Set problem: Determine which lines contain the word "type", then copy those lines.

⁂

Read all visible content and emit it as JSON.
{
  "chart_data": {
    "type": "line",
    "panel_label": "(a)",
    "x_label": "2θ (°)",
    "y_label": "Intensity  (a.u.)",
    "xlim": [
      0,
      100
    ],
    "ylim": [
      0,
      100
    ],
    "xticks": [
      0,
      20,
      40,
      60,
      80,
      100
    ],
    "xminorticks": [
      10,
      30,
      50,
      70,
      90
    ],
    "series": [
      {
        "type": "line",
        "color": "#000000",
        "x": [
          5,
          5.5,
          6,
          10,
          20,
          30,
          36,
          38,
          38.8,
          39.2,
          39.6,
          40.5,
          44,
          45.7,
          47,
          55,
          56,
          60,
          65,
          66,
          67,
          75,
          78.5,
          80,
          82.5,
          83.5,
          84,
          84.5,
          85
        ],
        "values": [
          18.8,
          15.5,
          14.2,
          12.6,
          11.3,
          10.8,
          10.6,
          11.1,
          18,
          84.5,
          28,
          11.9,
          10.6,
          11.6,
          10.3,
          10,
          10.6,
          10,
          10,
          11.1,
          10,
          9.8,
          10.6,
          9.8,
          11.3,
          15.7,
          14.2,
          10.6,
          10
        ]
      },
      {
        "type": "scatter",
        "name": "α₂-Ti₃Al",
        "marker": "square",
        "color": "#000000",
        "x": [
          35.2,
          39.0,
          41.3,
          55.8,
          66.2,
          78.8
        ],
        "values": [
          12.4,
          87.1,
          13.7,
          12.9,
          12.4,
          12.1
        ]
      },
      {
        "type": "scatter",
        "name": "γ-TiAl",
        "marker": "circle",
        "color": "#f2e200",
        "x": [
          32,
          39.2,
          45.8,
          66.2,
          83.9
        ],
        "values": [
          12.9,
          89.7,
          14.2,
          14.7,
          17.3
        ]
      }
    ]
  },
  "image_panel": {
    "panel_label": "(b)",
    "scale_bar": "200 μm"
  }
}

⁂

Written answer:
    "type": "line",
        "type": "line",
        "type": "scatter",
        "type": "scatter",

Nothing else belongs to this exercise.